— start of DATA SUPPLIED —
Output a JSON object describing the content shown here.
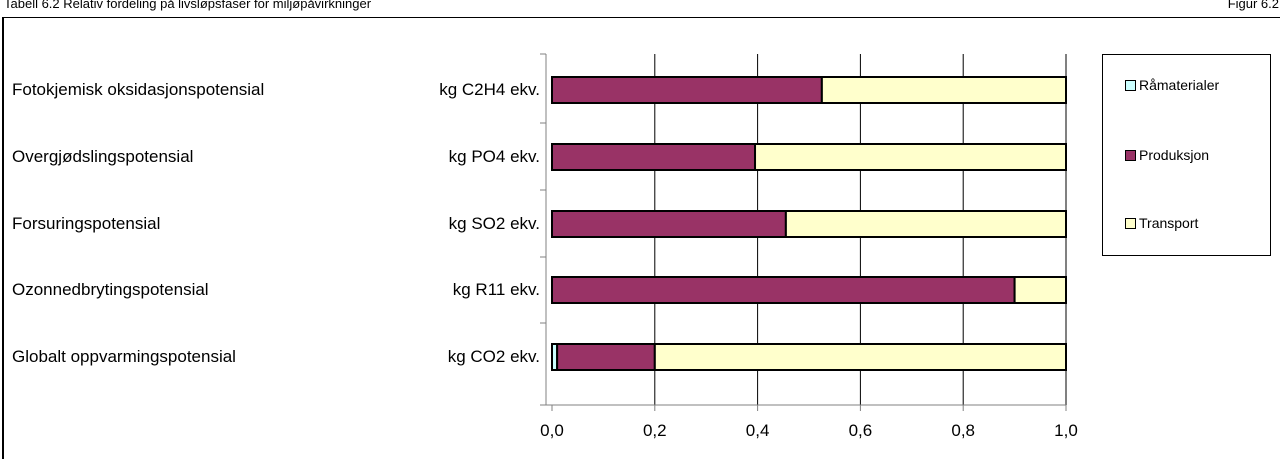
{
  "header": {
    "left_text": "Tabell 6.2 Relativ fordeling på livsløpsfaser for miljøpåvirkninger",
    "right_text": "Figur 6.2"
  },
  "colors": {
    "Råmaterialer": "#CCFFFF",
    "Produksjon": "#993366",
    "Transport": "#FFFFCC",
    "gridline": "#000000"
  },
  "chart_data": {
    "type": "bar",
    "orientation": "horizontal",
    "stacked": true,
    "categories": [
      "Fotokjemisk oksidasjonspotensial",
      "Overgjødslingspotensial",
      "Forsuringspotensial",
      "Ozonnedbrytingspotensial",
      "Globalt oppvarmingspotensial"
    ],
    "units": [
      "kg C2H4 ekv.",
      "kg PO4 ekv.",
      "kg SO2 ekv.",
      "kg R11 ekv.",
      "kg CO2 ekv."
    ],
    "series": [
      {
        "name": "Råmaterialer",
        "values": [
          0.0,
          0.0,
          0.0,
          0.0,
          0.01
        ]
      },
      {
        "name": "Produksjon",
        "values": [
          0.525,
          0.395,
          0.455,
          0.9,
          0.19
        ]
      },
      {
        "name": "Transport",
        "values": [
          0.475,
          0.605,
          0.545,
          0.1,
          0.8
        ]
      }
    ],
    "xlim": [
      0,
      1
    ],
    "xticks": [
      "0,0",
      "0,2",
      "0,4",
      "0,6",
      "0,8",
      "1,0"
    ],
    "grid": true,
    "legend_position": "right"
  }
}
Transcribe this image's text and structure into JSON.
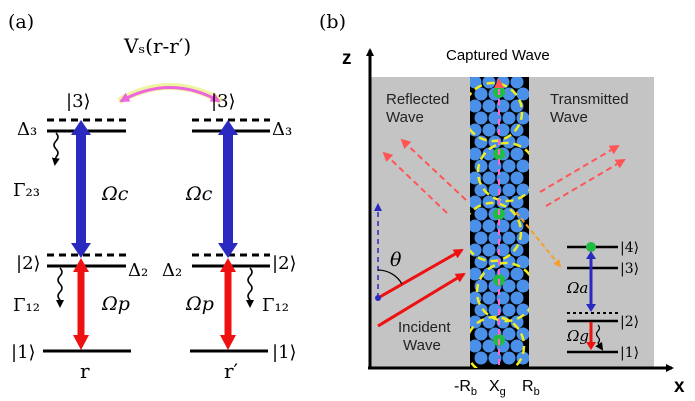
{
  "panel_a": {
    "label": "(a)",
    "interaction": "Vₛ(r-r′)",
    "left": {
      "level3": "|3⟩",
      "level2": "|2⟩",
      "level1": "|1⟩",
      "delta3": "Δ₃",
      "delta2": "Δ₂",
      "gamma23": "Γ₂₃",
      "gamma12": "Γ₁₂",
      "omega_c": "Ωc",
      "omega_p": "Ωp",
      "position": "r"
    },
    "right": {
      "level3": "|3⟩",
      "level2": "|2⟩",
      "level1": "|1⟩",
      "delta3": "Δ₃",
      "delta2": "Δ₂",
      "gamma12": "Γ₁₂",
      "omega_c": "Ωc",
      "omega_p": "Ωp",
      "position": "r′"
    }
  },
  "panel_b": {
    "label": "(b)",
    "axis_z": "z",
    "axis_x": "x",
    "captured": "Captured Wave",
    "reflected": [
      "Reflected",
      "Wave"
    ],
    "transmitted": [
      "Transmitted",
      "Wave"
    ],
    "incident": [
      "Incident",
      "Wave"
    ],
    "theta": "θ",
    "tick_left": "-R",
    "tick_left_sub": "b",
    "tick_mid": "X",
    "tick_mid_sub": "g",
    "tick_right": "R",
    "tick_right_sub": "b",
    "inset": {
      "level4": "|4⟩",
      "level3": "|3⟩",
      "level2": "|2⟩",
      "level1": "|1⟩",
      "omega_a": "Ωa",
      "omega_g": "Ωg"
    }
  },
  "colors": {
    "blue_arrow": "#2a2ac0",
    "red_arrow": "#ee1111",
    "magenta": "#ee66dd",
    "gray_region": "#c4c4c4",
    "atom_blue": "#4a90e8",
    "atom_green": "#22bb44",
    "yellow_dash": "#eeee22",
    "pink_dash": "#ff5555"
  }
}
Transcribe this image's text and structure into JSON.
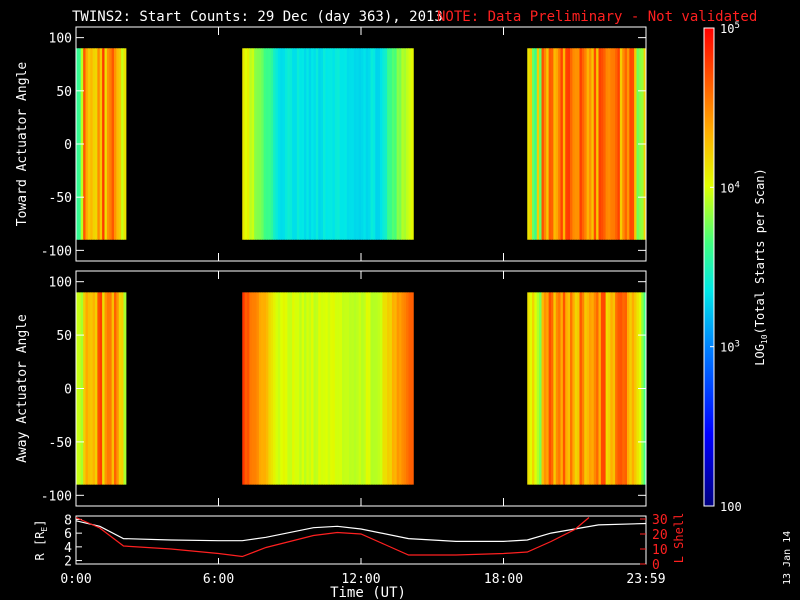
{
  "chart_data": {
    "type": "heatmap",
    "title": "TWINS2: Start Counts: 29 Dec (day 363), 2013",
    "note": "NOTE: Data Preliminary - Not validated",
    "side_stamp": "13 Jan 14",
    "xlabel": "Time (UT)",
    "x_ticks": [
      "0:00",
      "6:00",
      "12:00",
      "18:00",
      "23:59"
    ],
    "xlim_hours": [
      0,
      24
    ],
    "colorbar": {
      "label": "LOG10(Total Starts per Scan)",
      "label_main": "LOG",
      "label_sub": "10",
      "label_tail": "(Total Starts per Scan)",
      "ticks": [
        {
          "value": 100,
          "text": "100"
        },
        {
          "value": 1000,
          "text": "10",
          "sup": "3"
        },
        {
          "value": 10000,
          "text": "10",
          "sup": "4"
        },
        {
          "value": 100000,
          "text": "10",
          "sup": "5"
        }
      ],
      "range": [
        100,
        100000
      ],
      "scale": "log"
    },
    "panels": [
      {
        "ylabel": "Toward Actuator Angle",
        "y_ticks": [
          "-100",
          "-50",
          "0",
          "50",
          "100"
        ],
        "ylim": [
          -110,
          110
        ],
        "data_ylim": [
          -90,
          90
        ],
        "intervals": [
          {
            "start": 0.0,
            "end": 2.05,
            "level": "high"
          },
          {
            "start": 7.0,
            "end": 14.2,
            "level": "low"
          },
          {
            "start": 19.0,
            "end": 24.0,
            "level": "high"
          }
        ]
      },
      {
        "ylabel": "Away Actuator Angle",
        "y_ticks": [
          "-100",
          "-50",
          "0",
          "50",
          "100"
        ],
        "ylim": [
          -110,
          110
        ],
        "data_ylim": [
          -90,
          90
        ],
        "intervals": [
          {
            "start": 0.0,
            "end": 2.05,
            "level": "high"
          },
          {
            "start": 7.0,
            "end": 14.2,
            "level": "mid"
          },
          {
            "start": 19.0,
            "end": 24.0,
            "level": "high"
          }
        ]
      }
    ],
    "orbit_panel": {
      "left_label": "R [R",
      "left_label_sub": "E",
      "left_label_tail": "]",
      "left_ticks": [
        "2",
        "4",
        "6",
        "8"
      ],
      "left_ylim": [
        1.5,
        8.5
      ],
      "right_label": "L Shell",
      "right_ticks": [
        "0",
        "10",
        "20",
        "30"
      ],
      "right_ylim": [
        0,
        32
      ],
      "series": [
        {
          "name": "R",
          "color": "#ffffff",
          "x": [
            0,
            1,
            2,
            4,
            6,
            7,
            8,
            10,
            11,
            12,
            14,
            16,
            18,
            19,
            20,
            22,
            24
          ],
          "y": [
            7.8,
            7.0,
            5.2,
            5.0,
            4.9,
            4.9,
            5.4,
            6.8,
            7.0,
            6.6,
            5.2,
            4.8,
            4.8,
            5.0,
            6.0,
            7.2,
            7.4
          ]
        },
        {
          "name": "L Shell",
          "color": "#ff2020",
          "x": [
            0,
            1,
            2,
            4,
            6,
            7,
            8,
            10,
            11,
            12,
            13,
            14,
            16,
            18,
            19,
            20,
            21,
            21.6
          ],
          "y": [
            31,
            24,
            12,
            10,
            7,
            5,
            11,
            19,
            21,
            20,
            13,
            6,
            6,
            7,
            8,
            15,
            23,
            31
          ]
        }
      ]
    },
    "colors": {
      "accent": "#ff2020",
      "background": "#000000",
      "axes": "#ffffff"
    }
  }
}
— end of DATA SUPPLIED —
--- EXERCISE OBJECTIVE ---
Show the lines of the material that contain the word "Scan".

--- FULL RESPONSE ---
      "label": "LOG10(Total Starts per Scan)",
      "label_tail": "(Total Starts per Scan)",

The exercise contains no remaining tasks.